═════ Input material ═════

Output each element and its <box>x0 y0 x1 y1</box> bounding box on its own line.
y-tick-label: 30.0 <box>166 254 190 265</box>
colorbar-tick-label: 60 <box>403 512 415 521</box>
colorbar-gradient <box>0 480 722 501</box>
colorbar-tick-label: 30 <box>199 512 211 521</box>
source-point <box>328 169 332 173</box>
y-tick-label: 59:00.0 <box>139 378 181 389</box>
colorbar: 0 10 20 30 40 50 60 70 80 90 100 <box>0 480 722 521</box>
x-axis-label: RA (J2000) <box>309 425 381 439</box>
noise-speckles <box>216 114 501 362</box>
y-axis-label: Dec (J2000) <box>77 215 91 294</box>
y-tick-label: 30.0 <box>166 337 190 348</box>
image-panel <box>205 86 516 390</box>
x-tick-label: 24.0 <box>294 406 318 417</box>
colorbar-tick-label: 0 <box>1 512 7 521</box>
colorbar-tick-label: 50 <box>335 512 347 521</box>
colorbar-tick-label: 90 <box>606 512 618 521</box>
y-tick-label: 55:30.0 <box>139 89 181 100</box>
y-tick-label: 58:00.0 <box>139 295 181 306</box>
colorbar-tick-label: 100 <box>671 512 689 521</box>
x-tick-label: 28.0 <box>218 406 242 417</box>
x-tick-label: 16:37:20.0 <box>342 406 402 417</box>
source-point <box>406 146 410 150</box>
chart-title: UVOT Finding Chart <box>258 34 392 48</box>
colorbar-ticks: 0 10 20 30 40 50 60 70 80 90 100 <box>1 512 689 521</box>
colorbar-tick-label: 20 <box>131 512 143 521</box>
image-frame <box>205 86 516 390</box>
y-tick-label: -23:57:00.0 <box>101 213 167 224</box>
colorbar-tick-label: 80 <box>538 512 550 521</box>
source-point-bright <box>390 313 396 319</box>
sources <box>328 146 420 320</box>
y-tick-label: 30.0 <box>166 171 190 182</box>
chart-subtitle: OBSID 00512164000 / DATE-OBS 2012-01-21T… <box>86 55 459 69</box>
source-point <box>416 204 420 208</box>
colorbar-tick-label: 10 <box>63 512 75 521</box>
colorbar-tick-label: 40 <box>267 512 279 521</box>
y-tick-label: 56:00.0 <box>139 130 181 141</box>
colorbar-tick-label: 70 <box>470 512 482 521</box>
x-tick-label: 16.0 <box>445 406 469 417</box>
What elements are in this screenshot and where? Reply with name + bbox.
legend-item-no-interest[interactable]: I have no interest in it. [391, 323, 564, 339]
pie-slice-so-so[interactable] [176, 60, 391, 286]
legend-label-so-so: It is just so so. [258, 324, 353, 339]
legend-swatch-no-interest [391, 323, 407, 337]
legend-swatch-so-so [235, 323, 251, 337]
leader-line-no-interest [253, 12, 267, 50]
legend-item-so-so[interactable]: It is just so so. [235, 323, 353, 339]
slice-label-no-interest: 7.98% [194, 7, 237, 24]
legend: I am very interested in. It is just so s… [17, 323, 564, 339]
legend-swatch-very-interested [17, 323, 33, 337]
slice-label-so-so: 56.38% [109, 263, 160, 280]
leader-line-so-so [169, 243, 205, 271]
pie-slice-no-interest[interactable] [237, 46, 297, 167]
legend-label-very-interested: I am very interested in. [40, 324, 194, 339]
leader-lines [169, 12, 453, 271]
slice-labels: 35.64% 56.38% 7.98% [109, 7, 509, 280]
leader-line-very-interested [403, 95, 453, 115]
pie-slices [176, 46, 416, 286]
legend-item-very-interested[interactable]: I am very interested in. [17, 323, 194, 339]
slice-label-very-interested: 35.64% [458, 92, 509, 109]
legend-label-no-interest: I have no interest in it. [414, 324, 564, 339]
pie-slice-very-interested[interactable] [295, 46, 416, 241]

═════
═════ Input material ═════

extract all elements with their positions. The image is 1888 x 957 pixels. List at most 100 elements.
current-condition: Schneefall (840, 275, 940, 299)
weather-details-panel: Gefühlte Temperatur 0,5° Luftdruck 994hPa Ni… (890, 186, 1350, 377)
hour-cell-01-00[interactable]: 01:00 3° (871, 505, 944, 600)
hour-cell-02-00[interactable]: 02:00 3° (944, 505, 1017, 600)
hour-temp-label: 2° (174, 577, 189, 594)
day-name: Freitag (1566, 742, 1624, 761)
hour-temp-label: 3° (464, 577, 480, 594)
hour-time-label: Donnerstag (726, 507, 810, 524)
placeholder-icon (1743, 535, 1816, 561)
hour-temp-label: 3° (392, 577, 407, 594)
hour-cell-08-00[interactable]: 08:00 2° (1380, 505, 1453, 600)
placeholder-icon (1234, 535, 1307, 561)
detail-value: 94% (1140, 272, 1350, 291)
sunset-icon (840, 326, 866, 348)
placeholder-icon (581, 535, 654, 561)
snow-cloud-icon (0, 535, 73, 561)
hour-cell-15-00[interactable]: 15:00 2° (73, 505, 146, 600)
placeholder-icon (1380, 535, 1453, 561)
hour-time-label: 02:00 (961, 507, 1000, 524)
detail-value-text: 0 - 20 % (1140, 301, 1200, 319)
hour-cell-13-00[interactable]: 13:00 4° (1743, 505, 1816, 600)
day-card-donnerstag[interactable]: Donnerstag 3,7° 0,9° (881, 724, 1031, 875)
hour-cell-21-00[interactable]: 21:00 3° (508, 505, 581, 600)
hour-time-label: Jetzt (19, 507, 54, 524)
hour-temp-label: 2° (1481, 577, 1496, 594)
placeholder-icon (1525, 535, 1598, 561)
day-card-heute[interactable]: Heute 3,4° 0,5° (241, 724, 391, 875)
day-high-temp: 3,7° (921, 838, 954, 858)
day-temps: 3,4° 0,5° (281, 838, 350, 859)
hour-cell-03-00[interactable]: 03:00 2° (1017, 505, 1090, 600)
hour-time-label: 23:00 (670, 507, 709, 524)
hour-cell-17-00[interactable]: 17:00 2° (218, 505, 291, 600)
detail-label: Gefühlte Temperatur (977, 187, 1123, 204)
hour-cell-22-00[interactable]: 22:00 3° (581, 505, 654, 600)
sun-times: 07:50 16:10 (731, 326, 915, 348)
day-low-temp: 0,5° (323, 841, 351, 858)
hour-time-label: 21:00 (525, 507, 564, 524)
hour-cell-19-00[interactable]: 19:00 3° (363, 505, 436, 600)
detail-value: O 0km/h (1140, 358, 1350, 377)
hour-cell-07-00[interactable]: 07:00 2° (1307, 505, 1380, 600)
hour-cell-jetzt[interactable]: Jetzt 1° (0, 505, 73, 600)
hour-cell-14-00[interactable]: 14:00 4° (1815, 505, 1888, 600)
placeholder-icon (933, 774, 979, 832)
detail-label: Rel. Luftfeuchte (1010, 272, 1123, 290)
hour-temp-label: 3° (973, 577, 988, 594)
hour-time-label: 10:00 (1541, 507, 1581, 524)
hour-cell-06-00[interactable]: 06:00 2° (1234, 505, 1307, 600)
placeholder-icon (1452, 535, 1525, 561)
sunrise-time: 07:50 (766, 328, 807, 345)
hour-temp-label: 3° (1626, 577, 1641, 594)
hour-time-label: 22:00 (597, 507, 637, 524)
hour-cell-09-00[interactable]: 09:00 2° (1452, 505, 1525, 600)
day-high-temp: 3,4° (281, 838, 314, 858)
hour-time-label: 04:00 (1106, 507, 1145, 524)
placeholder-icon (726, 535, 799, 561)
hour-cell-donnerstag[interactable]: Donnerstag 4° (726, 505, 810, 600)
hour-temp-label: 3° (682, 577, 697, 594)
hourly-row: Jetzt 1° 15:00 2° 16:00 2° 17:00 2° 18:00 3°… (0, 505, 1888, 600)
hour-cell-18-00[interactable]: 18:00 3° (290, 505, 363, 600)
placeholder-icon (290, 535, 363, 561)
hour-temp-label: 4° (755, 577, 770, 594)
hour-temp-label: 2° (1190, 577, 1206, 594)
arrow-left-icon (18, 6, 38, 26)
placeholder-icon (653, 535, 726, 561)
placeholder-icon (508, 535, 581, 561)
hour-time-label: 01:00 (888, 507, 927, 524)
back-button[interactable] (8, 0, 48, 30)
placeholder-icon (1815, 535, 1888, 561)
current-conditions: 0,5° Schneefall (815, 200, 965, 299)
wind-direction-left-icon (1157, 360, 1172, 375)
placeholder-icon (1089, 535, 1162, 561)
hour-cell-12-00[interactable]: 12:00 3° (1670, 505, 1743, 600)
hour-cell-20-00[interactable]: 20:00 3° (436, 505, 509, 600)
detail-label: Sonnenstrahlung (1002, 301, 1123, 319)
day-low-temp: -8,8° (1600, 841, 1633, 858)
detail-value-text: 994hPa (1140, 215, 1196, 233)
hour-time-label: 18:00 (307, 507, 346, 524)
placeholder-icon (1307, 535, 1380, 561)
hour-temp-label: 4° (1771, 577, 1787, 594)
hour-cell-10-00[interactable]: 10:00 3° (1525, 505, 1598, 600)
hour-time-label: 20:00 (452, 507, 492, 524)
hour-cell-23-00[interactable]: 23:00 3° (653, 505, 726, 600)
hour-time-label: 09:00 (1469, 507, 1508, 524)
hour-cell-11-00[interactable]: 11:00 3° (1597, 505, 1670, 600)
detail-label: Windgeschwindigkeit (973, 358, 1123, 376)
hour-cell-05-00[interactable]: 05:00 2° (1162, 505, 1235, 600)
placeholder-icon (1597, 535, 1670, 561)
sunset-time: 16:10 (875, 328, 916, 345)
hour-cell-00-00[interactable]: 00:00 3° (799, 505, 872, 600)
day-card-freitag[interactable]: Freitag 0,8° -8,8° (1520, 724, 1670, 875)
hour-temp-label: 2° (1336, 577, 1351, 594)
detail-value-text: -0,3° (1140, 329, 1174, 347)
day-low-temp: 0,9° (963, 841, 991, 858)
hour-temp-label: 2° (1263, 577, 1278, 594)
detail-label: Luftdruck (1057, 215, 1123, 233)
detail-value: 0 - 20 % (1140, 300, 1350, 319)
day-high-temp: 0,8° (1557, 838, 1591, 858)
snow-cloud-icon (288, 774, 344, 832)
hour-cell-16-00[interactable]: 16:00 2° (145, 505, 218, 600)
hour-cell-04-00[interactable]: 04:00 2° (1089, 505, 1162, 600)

═════

What the task requires = Convert the listing above, starting at the line containing "Output each element" and ending at the line containing "source-point <box>416 204 420 208</box>", into a Markdown table with the columns Row and Entry. Number each line in Row, put the line itself in Entry, and leave out any blank lines.

Written answer =
| Row | Entry |
|---|---|
| 1 | Output each element and its <box>x0 y0 x1 y1</box> bounding box on its own line. |
| 2 | y-tick-label: 30.0 <box>166 254 190 265</box> |
| 3 | colorbar-tick-label: 60 <box>403 512 415 521</box> |
| 4 | colorbar-gradient <box>0 480 722 501</box> |
| 5 | colorbar-tick-label: 30 <box>199 512 211 521</box> |
| 6 | source-point <box>328 169 332 173</box> |
| 7 | y-tick-label: 59:00.0 <box>139 378 181 389</box> |
| 8 | colorbar: 0 10 20 30 40 50 60 70 80 90 100 <box>0 480 722 521</box> |
| 9 | x-axis-label: RA (J2000) <box>309 425 381 439</box> |
| 10 | noise-speckles <box>216 114 501 362</box> |
| 11 | y-axis-label: Dec (J2000) <box>77 215 91 294</box> |
| 12 | y-tick-label: 30.0 <box>166 337 190 348</box> |
| 13 | image-panel <box>205 86 516 390</box> |
| 14 | x-tick-label: 24.0 <box>294 406 318 417</box> |
| 15 | colorbar-tick-label: 0 <box>1 512 7 521</box> |
| 16 | colorbar-tick-label: 50 <box>335 512 347 521</box> |
| 17 | colorbar-tick-label: 90 <box>606 512 618 521</box> |
| 18 | y-tick-label: 55:30.0 <box>139 89 181 100</box> |
| 19 | y-tick-label: 58:00.0 <box>139 295 181 306</box> |
| 20 | colorbar-tick-label: 100 <box>671 512 689 521</box> |
| 21 | x-tick-label: 28.0 <box>218 406 242 417</box> |
| 22 | x-tick-label: 16:37:20.0 <box>342 406 402 417</box> |
| 23 | source-point <box>406 146 410 150</box> |
| 24 | chart-title: UVOT Finding Chart <box>258 34 392 48</box> |
| 25 | colorbar-ticks: 0 10 20 30 40 50 60 70 80 90 100 <box>1 512 689 521</box> |
| 26 | colorbar-tick-label: 20 <box>131 512 143 521</box> |
| 27 | image-frame <box>205 86 516 390</box> |
| 28 | y-tick-label: -23:57:00.0 <box>101 213 167 224</box> |
| 29 | colorbar-tick-label: 80 <box>538 512 550 521</box> |
| 30 | source-point-bright <box>390 313 396 319</box> |
| 31 | sources <box>328 146 420 320</box> |
| 32 | y-tick-label: 30.0 <box>166 171 190 182</box> |
| 33 | chart-subtitle: OBSID 00512164000 / DATE-OBS 2012-01-21T… <box>86 55 459 69</box> |
| 34 | source-point <box>416 204 420 208</box> |